_Stated task_
All of the data below should be written out exactly.

___ Extracted entries ___

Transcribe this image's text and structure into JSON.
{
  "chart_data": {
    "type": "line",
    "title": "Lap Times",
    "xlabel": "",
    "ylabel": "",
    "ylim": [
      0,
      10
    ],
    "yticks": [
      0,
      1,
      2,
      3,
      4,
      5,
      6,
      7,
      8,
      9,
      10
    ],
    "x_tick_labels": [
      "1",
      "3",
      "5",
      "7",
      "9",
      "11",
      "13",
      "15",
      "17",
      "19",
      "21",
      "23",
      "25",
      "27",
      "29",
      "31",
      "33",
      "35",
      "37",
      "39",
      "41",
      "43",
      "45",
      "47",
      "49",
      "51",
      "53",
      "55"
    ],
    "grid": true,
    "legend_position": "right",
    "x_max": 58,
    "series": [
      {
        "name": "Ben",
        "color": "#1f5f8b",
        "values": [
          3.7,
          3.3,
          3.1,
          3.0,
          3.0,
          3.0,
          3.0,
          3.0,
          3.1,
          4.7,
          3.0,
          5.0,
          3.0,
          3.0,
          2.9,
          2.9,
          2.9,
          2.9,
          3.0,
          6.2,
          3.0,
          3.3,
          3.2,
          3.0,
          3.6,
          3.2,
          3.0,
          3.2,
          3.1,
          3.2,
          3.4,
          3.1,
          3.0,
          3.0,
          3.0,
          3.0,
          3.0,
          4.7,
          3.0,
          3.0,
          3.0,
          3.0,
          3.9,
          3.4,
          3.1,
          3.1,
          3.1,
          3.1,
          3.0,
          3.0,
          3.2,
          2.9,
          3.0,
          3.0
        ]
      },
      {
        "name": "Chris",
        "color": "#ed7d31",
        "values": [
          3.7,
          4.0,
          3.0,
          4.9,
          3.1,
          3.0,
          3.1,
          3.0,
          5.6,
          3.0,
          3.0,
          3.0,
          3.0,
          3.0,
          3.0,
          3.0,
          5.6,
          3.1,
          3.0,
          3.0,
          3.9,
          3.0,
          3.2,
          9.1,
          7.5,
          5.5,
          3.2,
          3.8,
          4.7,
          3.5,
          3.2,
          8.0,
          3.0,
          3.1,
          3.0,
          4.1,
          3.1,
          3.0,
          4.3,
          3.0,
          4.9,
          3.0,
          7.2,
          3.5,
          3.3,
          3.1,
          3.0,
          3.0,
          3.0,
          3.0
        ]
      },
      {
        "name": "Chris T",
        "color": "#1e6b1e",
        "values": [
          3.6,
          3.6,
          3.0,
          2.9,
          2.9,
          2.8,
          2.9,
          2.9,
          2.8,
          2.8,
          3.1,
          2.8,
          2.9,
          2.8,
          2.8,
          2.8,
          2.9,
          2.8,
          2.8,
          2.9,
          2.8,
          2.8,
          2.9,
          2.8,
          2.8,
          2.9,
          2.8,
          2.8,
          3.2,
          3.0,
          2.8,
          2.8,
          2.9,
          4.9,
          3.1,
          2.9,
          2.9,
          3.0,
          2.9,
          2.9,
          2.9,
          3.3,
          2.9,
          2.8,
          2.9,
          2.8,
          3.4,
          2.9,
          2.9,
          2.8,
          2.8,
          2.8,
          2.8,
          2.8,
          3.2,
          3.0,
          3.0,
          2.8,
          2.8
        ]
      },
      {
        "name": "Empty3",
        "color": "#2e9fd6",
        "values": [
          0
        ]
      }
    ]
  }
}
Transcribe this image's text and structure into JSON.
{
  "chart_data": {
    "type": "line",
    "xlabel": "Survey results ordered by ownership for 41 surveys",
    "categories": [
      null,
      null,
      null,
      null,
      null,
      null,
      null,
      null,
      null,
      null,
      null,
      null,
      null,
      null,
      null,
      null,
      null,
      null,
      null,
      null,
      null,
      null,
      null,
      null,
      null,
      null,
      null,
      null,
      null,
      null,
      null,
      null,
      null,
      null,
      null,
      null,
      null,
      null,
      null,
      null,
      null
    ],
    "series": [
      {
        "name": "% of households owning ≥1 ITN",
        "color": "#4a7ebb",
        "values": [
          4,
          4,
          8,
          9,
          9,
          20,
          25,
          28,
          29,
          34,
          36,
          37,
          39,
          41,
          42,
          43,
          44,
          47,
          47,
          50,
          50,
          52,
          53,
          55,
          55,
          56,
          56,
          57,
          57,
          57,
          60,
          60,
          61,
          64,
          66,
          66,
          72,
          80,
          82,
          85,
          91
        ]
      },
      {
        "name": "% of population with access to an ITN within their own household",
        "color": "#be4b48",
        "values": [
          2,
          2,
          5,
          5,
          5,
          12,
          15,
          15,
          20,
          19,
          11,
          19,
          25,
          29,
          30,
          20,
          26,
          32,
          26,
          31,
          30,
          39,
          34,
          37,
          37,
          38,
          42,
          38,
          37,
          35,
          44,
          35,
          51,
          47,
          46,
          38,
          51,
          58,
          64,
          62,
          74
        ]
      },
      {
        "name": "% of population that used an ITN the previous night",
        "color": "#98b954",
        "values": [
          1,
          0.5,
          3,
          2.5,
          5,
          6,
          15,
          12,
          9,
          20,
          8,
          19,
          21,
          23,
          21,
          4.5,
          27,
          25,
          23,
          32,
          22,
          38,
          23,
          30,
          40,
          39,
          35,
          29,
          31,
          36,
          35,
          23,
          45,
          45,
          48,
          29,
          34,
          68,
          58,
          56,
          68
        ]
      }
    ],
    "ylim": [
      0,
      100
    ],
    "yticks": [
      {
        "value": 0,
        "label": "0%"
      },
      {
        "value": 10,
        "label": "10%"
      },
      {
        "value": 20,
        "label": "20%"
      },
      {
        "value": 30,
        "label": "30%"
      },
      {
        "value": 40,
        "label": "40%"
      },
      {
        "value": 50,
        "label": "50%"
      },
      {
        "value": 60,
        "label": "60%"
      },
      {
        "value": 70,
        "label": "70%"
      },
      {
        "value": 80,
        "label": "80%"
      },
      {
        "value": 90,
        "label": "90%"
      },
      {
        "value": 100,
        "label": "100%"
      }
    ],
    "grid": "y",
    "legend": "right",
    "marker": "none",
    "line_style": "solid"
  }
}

___

_Complete response_
Transcribe this image's text and structure into JSON.
{
  "chart_data": {
    "type": "line",
    "title": "Lap Times",
    "xlabel": "",
    "ylabel": "",
    "ylim": [
      0,
      10
    ],
    "yticks": [
      0,
      1,
      2,
      3,
      4,
      5,
      6,
      7,
      8,
      9,
      10
    ],
    "x_tick_labels": [
      "1",
      "3",
      "5",
      "7",
      "9",
      "11",
      "13",
      "15",
      "17",
      "19",
      "21",
      "23",
      "25",
      "27",
      "29",
      "31",
      "33",
      "35",
      "37",
      "39",
      "41",
      "43",
      "45",
      "47",
      "49",
      "51",
      "53",
      "55"
    ],
    "grid": true,
    "legend_position": "right",
    "x_max": 58,
    "series": [
      {
        "name": "Ben",
        "color": "#1f5f8b",
        "values": [
          3.7,
          3.3,
          3.1,
          3.0,
          3.0,
          3.0,
          3.0,
          3.0,
          3.1,
          4.7,
          3.0,
          5.0,
          3.0,
          3.0,
          2.9,
          2.9,
          2.9,
          2.9,
          3.0,
          6.2,
          3.0,
          3.3,
          3.2,
          3.0,
          3.6,
          3.2,
          3.0,
          3.2,
          3.1,
          3.2,
          3.4,
          3.1,
          3.0,
          3.0,
          3.0,
          3.0,
          3.0,
          4.7,
          3.0,
          3.0,
          3.0,
          3.0,
          3.9,
          3.4,
          3.1,
          3.1,
          3.1,
          3.1,
          3.0,
          3.0,
          3.2,
          2.9,
          3.0,
          3.0
        ]
      },
      {
        "name": "Chris",
        "color": "#ed7d31",
        "values": [
          3.7,
          4.0,
          3.0,
          4.9,
          3.1,
          3.0,
          3.1,
          3.0,
          5.6,
          3.0,
          3.0,
          3.0,
          3.0,
          3.0,
          3.0,
          3.0,
          5.6,
          3.1,
          3.0,
          3.0,
          3.9,
          3.0,
          3.2,
          9.1,
          7.5,
          5.5,
          3.2,
          3.8,
          4.7,
          3.5,
          3.2,
          8.0,
          3.0,
          3.1,
          3.0,
          4.1,
          3.1,
          3.0,
          4.3,
          3.0,
          4.9,
          3.0,
          7.2,
          3.5,
          3.3,
          3.1,
          3.0,
          3.0,
          3.0,
          3.0
        ]
      },
      {
        "name": "Chris T",
        "color": "#1e6b1e",
        "values": [
          3.6,
          3.6,
          3.0,
          2.9,
          2.9,
          2.8,
          2.9,
          2.9,
          2.8,
          2.8,
          3.1,
          2.8,
          2.9,
          2.8,
          2.8,
          2.8,
          2.9,
          2.8,
          2.8,
          2.9,
          2.8,
          2.8,
          2.9,
          2.8,
          2.8,
          2.9,
          2.8,
          2.8,
          3.2,
          3.0,
          2.8,
          2.8,
          2.9,
          4.9,
          3.1,
          2.9,
          2.9,
          3.0,
          2.9,
          2.9,
          2.9,
          3.3,
          2.9,
          2.8,
          2.9,
          2.8,
          3.4,
          2.9,
          2.9,
          2.8,
          2.8,
          2.8,
          2.8,
          2.8,
          3.2,
          3.0,
          3.0,
          2.8,
          2.8
        ]
      },
      {
        "name": "Empty3",
        "color": "#2e9fd6",
        "values": [
          0
        ]
      }
    ]
  }
}
Transcribe this image's text and structure into JSON.
{
  "chart_data": {
    "type": "line",
    "xlabel": "Survey results ordered by ownership for 41 surveys",
    "categories": [
      null,
      null,
      null,
      null,
      null,
      null,
      null,
      null,
      null,
      null,
      null,
      null,
      null,
      null,
      null,
      null,
      null,
      null,
      null,
      null,
      null,
      null,
      null,
      null,
      null,
      null,
      null,
      null,
      null,
      null,
      null,
      null,
      null,
      null,
      null,
      null,
      null,
      null,
      null,
      null,
      null
    ],
    "series": [
      {
        "name": "% of households owning ≥1 ITN",
        "color": "#4a7ebb",
        "values": [
          4,
          4,
          8,
          9,
          9,
          20,
          25,
          28,
          29,
          34,
          36,
          37,
          39,
          41,
          42,
          43,
          44,
          47,
          47,
          50,
          50,
          52,
          53,
          55,
          55,
          56,
          56,
          57,
          57,
          57,
          60,
          60,
          61,
          64,
          66,
          66,
          72,
          80,
          82,
          85,
          91
        ]
      },
      {
        "name": "% of population with access to an ITN within their own household",
        "color": "#be4b48",
        "values": [
          2,
          2,
          5,
          5,
          5,
          12,
          15,
          15,
          20,
          19,
          11,
          19,
          25,
          29,
          30,
          20,
          26,
          32,
          26,
          31,
          30,
          39,
          34,
          37,
          37,
          38,
          42,
          38,
          37,
          35,
          44,
          35,
          51,
          47,
          46,
          38,
          51,
          58,
          64,
          62,
          74
        ]
      },
      {
        "name": "% of population that used an ITN the previous night",
        "color": "#98b954",
        "values": [
          1,
          0.5,
          3,
          2.5,
          5,
          6,
          15,
          12,
          9,
          20,
          8,
          19,
          21,
          23,
          21,
          4.5,
          27,
          25,
          23,
          32,
          22,
          38,
          23,
          30,
          40,
          39,
          35,
          29,
          31,
          36,
          35,
          23,
          45,
          45,
          48,
          29,
          34,
          68,
          58,
          56,
          68
        ]
      }
    ],
    "ylim": [
      0,
      100
    ],
    "yticks": [
      {
        "value": 0,
        "label": "0%"
      },
      {
        "value": 10,
        "label": "10%"
      },
      {
        "value": 20,
        "label": "20%"
      },
      {
        "value": 30,
        "label": "30%"
      },
      {
        "value": 40,
        "label": "40%"
      },
      {
        "value": 50,
        "label": "50%"
      },
      {
        "value": 60,
        "label": "60%"
      },
      {
        "value": 70,
        "label": "70%"
      },
      {
        "value": 80,
        "label": "80%"
      },
      {
        "value": 90,
        "label": "90%"
      },
      {
        "value": 100,
        "label": "100%"
      }
    ],
    "grid": "y",
    "legend": "right",
    "marker": "none",
    "line_style": "solid"
  }
}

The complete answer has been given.